== Brief ==
Exclude images, then output the remaining data verbatim.

== Records provided ==

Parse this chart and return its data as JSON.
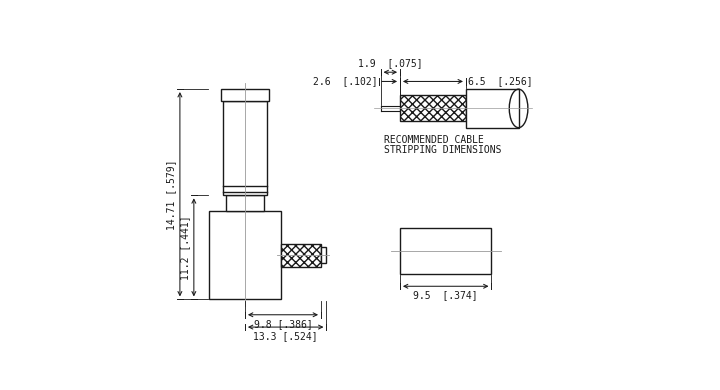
{
  "bg_color": "#ffffff",
  "line_color": "#1a1a1a",
  "dim_color": "#1a1a1a",
  "font_size_dim": 7.0,
  "recommended_cable_text": [
    "RECOMMENDED CABLE",
    "STRIPPING DIMENSIONS"
  ],
  "dims": {
    "height_14_71": "14.71 [.579]",
    "height_11_2": "11.2 [.441]",
    "width_9_8": "9.8 [.386]",
    "width_13_3": "13.3 [.524]",
    "strip_1_9": "1.9  [.075]",
    "strip_6_5": "6.5  [.256]",
    "strip_2_6": "2.6  [.102]",
    "end_9_5": "9.5  [.374]"
  }
}
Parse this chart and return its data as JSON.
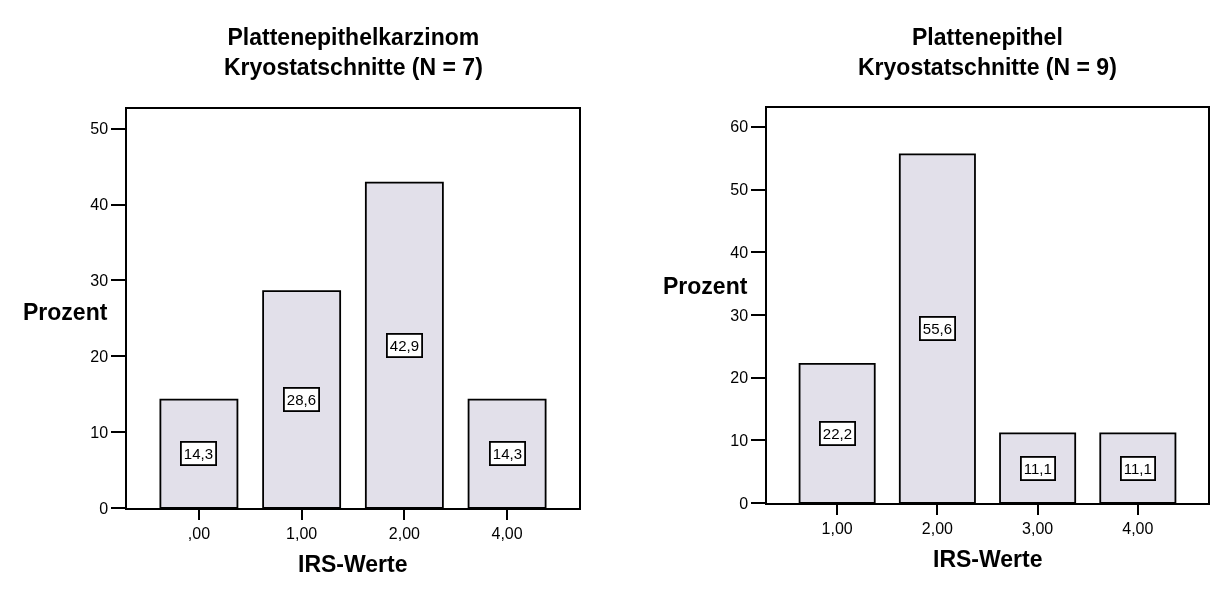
{
  "chart_data": [
    {
      "type": "bar",
      "title": "Plattenepithelkarzinom\nKryostatschnitte (N = 7)",
      "xlabel": "IRS-Werte",
      "ylabel": "Prozent",
      "categories": [
        ",00",
        "1,00",
        "2,00",
        "4,00"
      ],
      "values": [
        14.3,
        28.6,
        42.9,
        14.3
      ],
      "value_labels": [
        "14,3",
        "28,6",
        "42,9",
        "14,3"
      ],
      "color": "#e2e0ea",
      "ylim": [
        0,
        52.6
      ],
      "yticks": [
        0,
        10,
        20,
        30,
        40,
        50
      ]
    },
    {
      "type": "bar",
      "title": "Plattenepithel\nKryostatschnitte (N = 9)",
      "xlabel": "IRS-Werte",
      "ylabel": "Prozent",
      "categories": [
        "1,00",
        "2,00",
        "3,00",
        "4,00"
      ],
      "values": [
        22.2,
        55.6,
        11.1,
        11.1
      ],
      "value_labels": [
        "22,2",
        "55,6",
        "11,1",
        "11,1"
      ],
      "color": "#e2e0ea",
      "ylim": [
        0,
        63
      ],
      "yticks": [
        0,
        10,
        20,
        30,
        40,
        50,
        60
      ]
    }
  ]
}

== Solved exercise ==
Parse this chart and return its data as JSON.
{
  "bg_color": "#ffffff",
  "line_color": "#1a1a1a",
  "dim_color": "#1a1a1a",
  "font_size_dim": 7.0,
  "recommended_cable_text": [
    "RECOMMENDED CABLE",
    "STRIPPING DIMENSIONS"
  ],
  "dims": {
    "height_14_71": "14.71 [.579]",
    "height_11_2": "11.2 [.441]",
    "width_9_8": "9.8 [.386]",
    "width_13_3": "13.3 [.524]",
    "strip_1_9": "1.9  [.075]",
    "strip_6_5": "6.5  [.256]",
    "strip_2_6": "2.6  [.102]",
    "end_9_5": "9.5  [.374]"
  }
}
Parse this chart and return its data as JSON.
{
  "chart_data": [
    {
      "type": "bar",
      "title": "Plattenepithelkarzinom\nKryostatschnitte (N = 7)",
      "xlabel": "IRS-Werte",
      "ylabel": "Prozent",
      "categories": [
        ",00",
        "1,00",
        "2,00",
        "4,00"
      ],
      "values": [
        14.3,
        28.6,
        42.9,
        14.3
      ],
      "value_labels": [
        "14,3",
        "28,6",
        "42,9",
        "14,3"
      ],
      "color": "#e2e0ea",
      "ylim": [
        0,
        52.6
      ],
      "yticks": [
        0,
        10,
        20,
        30,
        40,
        50
      ]
    },
    {
      "type": "bar",
      "title": "Plattenepithel\nKryostatschnitte (N = 9)",
      "xlabel": "IRS-Werte",
      "ylabel": "Prozent",
      "categories": [
        "1,00",
        "2,00",
        "3,00",
        "4,00"
      ],
      "values": [
        22.2,
        55.6,
        11.1,
        11.1
      ],
      "value_labels": [
        "22,2",
        "55,6",
        "11,1",
        "11,1"
      ],
      "color": "#e2e0ea",
      "ylim": [
        0,
        63
      ],
      "yticks": [
        0,
        10,
        20,
        30,
        40,
        50,
        60
      ]
    }
  ]
}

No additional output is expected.